§ **Directions**:
Write the material out again in full, exactly.
====== Data to use
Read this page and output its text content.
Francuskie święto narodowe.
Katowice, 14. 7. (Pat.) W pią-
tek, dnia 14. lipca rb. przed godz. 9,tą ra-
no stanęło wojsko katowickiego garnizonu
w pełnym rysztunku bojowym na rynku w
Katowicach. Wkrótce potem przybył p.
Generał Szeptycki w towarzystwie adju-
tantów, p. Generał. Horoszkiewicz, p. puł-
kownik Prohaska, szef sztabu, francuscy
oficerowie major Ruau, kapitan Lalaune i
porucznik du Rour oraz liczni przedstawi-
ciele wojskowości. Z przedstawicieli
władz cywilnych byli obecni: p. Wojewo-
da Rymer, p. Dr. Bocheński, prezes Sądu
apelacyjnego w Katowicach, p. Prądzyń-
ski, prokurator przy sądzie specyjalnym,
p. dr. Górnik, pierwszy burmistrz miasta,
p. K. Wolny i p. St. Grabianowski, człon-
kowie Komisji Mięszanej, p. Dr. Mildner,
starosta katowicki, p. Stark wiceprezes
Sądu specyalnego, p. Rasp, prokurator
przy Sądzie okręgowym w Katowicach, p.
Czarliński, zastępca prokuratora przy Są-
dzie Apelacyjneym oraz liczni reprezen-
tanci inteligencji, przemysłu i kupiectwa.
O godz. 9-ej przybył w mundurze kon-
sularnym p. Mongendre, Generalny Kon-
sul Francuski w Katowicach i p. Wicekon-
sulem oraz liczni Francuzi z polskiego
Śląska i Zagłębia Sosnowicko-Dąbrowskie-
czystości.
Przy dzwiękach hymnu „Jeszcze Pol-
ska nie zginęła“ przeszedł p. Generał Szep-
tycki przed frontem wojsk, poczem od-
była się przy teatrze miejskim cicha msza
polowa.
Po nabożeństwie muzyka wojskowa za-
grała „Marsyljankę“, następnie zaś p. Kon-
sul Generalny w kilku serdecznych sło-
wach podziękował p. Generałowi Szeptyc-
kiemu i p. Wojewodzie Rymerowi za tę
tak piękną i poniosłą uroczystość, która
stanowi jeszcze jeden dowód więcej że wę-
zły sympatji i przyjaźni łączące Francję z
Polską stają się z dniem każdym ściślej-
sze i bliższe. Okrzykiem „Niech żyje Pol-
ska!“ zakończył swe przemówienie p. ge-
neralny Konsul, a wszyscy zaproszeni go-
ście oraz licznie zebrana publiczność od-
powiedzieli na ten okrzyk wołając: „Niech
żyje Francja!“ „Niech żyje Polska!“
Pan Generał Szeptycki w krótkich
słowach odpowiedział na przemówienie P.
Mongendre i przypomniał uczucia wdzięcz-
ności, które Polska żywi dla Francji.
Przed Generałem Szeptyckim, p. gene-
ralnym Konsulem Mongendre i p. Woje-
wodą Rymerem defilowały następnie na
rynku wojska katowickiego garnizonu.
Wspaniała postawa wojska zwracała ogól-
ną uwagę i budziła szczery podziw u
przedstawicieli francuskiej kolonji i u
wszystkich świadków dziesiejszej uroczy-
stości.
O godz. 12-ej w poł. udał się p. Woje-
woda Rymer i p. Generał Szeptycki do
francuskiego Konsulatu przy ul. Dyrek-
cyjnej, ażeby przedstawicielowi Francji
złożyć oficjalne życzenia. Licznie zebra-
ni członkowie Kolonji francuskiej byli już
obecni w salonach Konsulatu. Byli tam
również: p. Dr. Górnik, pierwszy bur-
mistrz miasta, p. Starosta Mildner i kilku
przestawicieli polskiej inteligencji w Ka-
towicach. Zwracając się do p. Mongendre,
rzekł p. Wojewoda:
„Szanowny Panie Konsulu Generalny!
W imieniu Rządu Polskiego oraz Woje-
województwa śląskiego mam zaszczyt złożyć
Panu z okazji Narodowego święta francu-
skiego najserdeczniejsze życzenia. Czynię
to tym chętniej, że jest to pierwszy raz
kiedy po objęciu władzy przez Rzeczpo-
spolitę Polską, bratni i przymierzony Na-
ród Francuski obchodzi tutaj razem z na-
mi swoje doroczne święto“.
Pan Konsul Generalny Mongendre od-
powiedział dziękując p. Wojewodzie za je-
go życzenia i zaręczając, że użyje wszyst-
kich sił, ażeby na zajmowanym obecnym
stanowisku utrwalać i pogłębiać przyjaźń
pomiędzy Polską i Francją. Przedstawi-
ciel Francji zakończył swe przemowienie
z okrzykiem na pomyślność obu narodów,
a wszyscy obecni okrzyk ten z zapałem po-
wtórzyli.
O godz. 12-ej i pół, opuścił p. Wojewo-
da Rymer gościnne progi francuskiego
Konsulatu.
============
§ **Solution to this exercise**:
Read this page and output its text content.
Francuskie święto narodowe.
Katowice, 14. 7. (Pat.) W pią-
tek, dnia 14. lipca rb. przed godz. 9,tą ra-
no stanęło wojsko katowickiego garnizonu
w pełnym rysztunku bojowym na rynku w
Katowicach. Wkrótce potem przybył p.
Generał Szeptycki w towarzystwie adju-
tantów, p. Generał. Horoszkiewicz, p. puł-
kownik Prohaska, szef sztabu, francuscy
oficerowie major Ruau, kapitan Lalaune i
porucznik du Rour oraz liczni przedstawi-
ciele wojskowości. Z przedstawicieli
władz cywilnych byli obecni: p. Wojewo-
da Rymer, p. Dr. Bocheński, prezes Sądu
apelacyjnego w Katowicach, p. Prądzyń-
ski, prokurator przy sądzie specyjalnym,
p. dr. Górnik, pierwszy burmistrz miasta,
p. K. Wolny i p. St. Grabianowski, człon-
kowie Komisji Mięszanej, p. Dr. Mildner,
starosta katowicki, p. Stark wiceprezes
Sądu specyalnego, p. Rasp, prokurator
przy Sądzie okręgowym w Katowicach, p.
Czarliński, zastępca prokuratora przy Są-
dzie Apelacyjneym oraz liczni reprezen-
tanci inteligencji, przemysłu i kupiectwa.
O godz. 9-ej przybył w mundurze kon-
sularnym p. Mongendre, Generalny Kon-
sul Francuski w Katowicach i p. Wicekon-
sulem oraz liczni Francuzi z polskiego
Śląska i Zagłębia Sosnowicko-Dąbrowskie-
czystości.
Przy dzwiękach hymnu „Jeszcze Pol-
ska nie zginęła“ przeszedł p. Generał Szep-
tycki przed frontem wojsk, poczem od-
była się przy teatrze miejskim cicha msza
polowa.
Po nabożeństwie muzyka wojskowa za-
grała „Marsyljankę“, następnie zaś p. Kon-
sul Generalny w kilku serdecznych sło-
wach podziękował p. Generałowi Szeptyc-
kiemu i p. Wojewodzie Rymerowi za tę
tak piękną i poniosłą uroczystość, która
stanowi jeszcze jeden dowód więcej że wę-
zły sympatji i przyjaźni łączące Francję z
Polską stają się z dniem każdym ściślej-
sze i bliższe. Okrzykiem „Niech żyje Pol-
ska!“ zakończył swe przemówienie p. ge-
neralny Konsul, a wszyscy zaproszeni go-
ście oraz licznie zebrana publiczność od-
powiedzieli na ten okrzyk wołając: „Niech
żyje Francja!“ „Niech żyje Polska!“
Pan Generał Szeptycki w krótkich
słowach odpowiedział na przemówienie P.
Mongendre i przypomniał uczucia wdzięcz-
ności, które Polska żywi dla Francji.
Przed Generałem Szeptyckim, p. gene-
ralnym Konsulem Mongendre i p. Woje-
wodą Rymerem defilowały następnie na
rynku wojska katowickiego garnizonu.
Wspaniała postawa wojska zwracała ogól-
ną uwagę i budziła szczery podziw u
przedstawicieli francuskiej kolonji i u
wszystkich świadków dziesiejszej uroczy-
stości.
O godz. 12-ej w poł. udał się p. Woje-
woda Rymer i p. Generał Szeptycki do
francuskiego Konsulatu przy ul. Dyrek-
cyjnej, ażeby przedstawicielowi Francji
złożyć oficjalne życzenia. Licznie zebra-
ni członkowie Kolonji francuskiej byli już
obecni w salonach Konsulatu. Byli tam
również: p. Dr. Górnik, pierwszy bur-
mistrz miasta, p. Starosta Mildner i kilku
przestawicieli polskiej inteligencji w Ka-
towicach. Zwracając się do p. Mongendre,
rzekł p. Wojewoda:
„Szanowny Panie Konsulu Generalny!
W imieniu Rządu Polskiego oraz Woje-
województwa śląskiego mam zaszczyt złożyć
Panu z okazji Narodowego święta francu-
skiego najserdeczniejsze życzenia. Czynię
to tym chętniej, że jest to pierwszy raz
kiedy po objęciu władzy przez Rzeczpo-
spolitę Polską, bratni i przymierzony Na-
ród Francuski obchodzi tutaj razem z na-
mi swoje doroczne święto“.
Pan Konsul Generalny Mongendre od-
powiedział dziękując p. Wojewodzie za je-
go życzenia i zaręczając, że użyje wszyst-
kich sił, ażeby na zajmowanym obecnym
stanowisku utrwalać i pogłębiać przyjaźń
pomiędzy Polską i Francją. Przedstawi-
ciel Francji zakończył swe przemowienie
z okrzykiem na pomyślność obu narodów,
a wszyscy obecni okrzyk ten z zapałem po-
wtórzyli.
O godz. 12-ej i pół, opuścił p. Wojewo-
da Rymer gościnne progi francuskiego
Konsulatu.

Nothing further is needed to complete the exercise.